- _Task requirements_:
Gather every line from the entries below that includes "Show".
***
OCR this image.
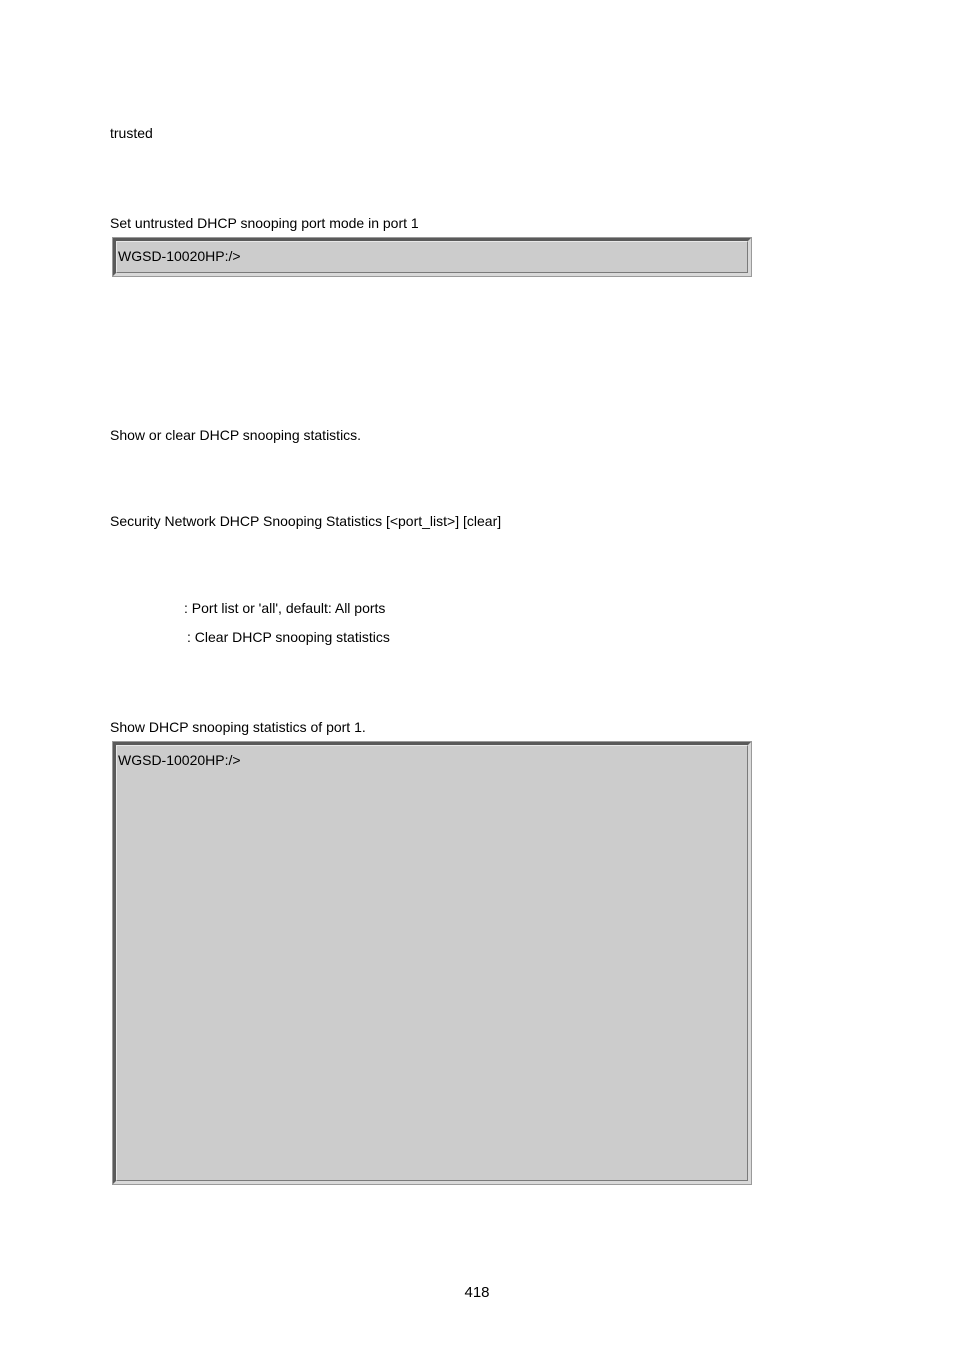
trusted
Set untrusted DHCP snooping port mode in port 1
WGSD-10020HP:/>
Show or clear DHCP snooping statistics.
Security Network DHCP Snooping Statistics [<port_list>] [clear]
: Port list or 'all', default: All ports
: Clear DHCP snooping statistics
Show DHCP snooping statistics of port 1.
WGSD-10020HP:/>
418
***
- _Task result_:
Show or clear DHCP snooping statistics.
Show DHCP snooping statistics of port 1.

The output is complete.